Which lines in the material below contain the word "EPId"? Copy each of them.

-- BEGIN Recorded information --

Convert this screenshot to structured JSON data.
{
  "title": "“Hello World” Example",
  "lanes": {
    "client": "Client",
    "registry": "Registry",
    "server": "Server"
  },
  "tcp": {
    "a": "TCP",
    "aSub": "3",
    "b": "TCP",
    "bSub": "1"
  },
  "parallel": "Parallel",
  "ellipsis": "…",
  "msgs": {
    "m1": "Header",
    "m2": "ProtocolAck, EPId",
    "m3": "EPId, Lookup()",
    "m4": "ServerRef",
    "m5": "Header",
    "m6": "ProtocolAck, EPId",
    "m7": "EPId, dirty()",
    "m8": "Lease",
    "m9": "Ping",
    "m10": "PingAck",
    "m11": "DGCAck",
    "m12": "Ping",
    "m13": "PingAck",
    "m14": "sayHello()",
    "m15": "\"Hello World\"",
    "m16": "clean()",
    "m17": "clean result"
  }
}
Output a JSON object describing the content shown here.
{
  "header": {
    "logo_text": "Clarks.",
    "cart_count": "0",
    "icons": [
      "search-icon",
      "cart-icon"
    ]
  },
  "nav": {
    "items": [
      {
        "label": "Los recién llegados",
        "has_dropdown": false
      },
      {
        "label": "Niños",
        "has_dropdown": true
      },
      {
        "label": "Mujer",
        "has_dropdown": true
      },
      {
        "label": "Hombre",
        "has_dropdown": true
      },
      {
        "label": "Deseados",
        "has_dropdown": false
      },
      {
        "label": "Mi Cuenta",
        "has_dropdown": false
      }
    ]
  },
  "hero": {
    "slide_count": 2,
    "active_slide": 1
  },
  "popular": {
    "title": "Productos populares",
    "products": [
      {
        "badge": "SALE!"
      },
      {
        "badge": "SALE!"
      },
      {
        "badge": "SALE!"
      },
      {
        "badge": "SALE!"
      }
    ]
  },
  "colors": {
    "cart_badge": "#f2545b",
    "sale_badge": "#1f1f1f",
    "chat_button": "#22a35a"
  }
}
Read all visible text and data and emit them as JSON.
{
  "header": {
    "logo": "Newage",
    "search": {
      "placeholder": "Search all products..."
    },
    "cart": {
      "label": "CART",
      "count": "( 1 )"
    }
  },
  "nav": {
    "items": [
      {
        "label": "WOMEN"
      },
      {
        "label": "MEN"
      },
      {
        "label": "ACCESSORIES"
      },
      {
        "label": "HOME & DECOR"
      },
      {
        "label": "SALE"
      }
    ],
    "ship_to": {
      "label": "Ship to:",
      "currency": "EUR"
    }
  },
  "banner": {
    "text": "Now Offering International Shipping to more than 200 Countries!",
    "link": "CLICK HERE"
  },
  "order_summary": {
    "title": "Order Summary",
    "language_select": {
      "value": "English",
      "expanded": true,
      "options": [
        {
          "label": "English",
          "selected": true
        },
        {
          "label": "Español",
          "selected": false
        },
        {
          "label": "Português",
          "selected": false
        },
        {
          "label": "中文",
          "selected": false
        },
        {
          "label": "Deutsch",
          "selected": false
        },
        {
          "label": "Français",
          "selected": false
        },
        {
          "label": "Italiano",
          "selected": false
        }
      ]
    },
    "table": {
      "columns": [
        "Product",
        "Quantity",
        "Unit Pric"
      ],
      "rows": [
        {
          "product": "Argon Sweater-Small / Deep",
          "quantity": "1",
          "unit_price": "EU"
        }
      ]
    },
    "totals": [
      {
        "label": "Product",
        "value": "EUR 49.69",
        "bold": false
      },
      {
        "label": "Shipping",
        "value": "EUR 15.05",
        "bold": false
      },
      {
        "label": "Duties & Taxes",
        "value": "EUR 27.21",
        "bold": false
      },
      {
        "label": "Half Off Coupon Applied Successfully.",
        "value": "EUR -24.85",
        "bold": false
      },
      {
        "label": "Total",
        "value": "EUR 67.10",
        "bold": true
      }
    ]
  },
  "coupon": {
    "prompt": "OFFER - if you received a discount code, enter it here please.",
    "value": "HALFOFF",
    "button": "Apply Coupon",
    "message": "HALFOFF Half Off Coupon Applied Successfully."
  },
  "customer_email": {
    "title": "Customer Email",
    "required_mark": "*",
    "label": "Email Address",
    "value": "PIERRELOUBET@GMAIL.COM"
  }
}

-- END Recorded information --

__Result of this task__.
    "m2": "ProtocolAck, EPId",
    "m3": "EPId, Lookup()",
    "m6": "ProtocolAck, EPId",
    "m7": "EPId, dirty()",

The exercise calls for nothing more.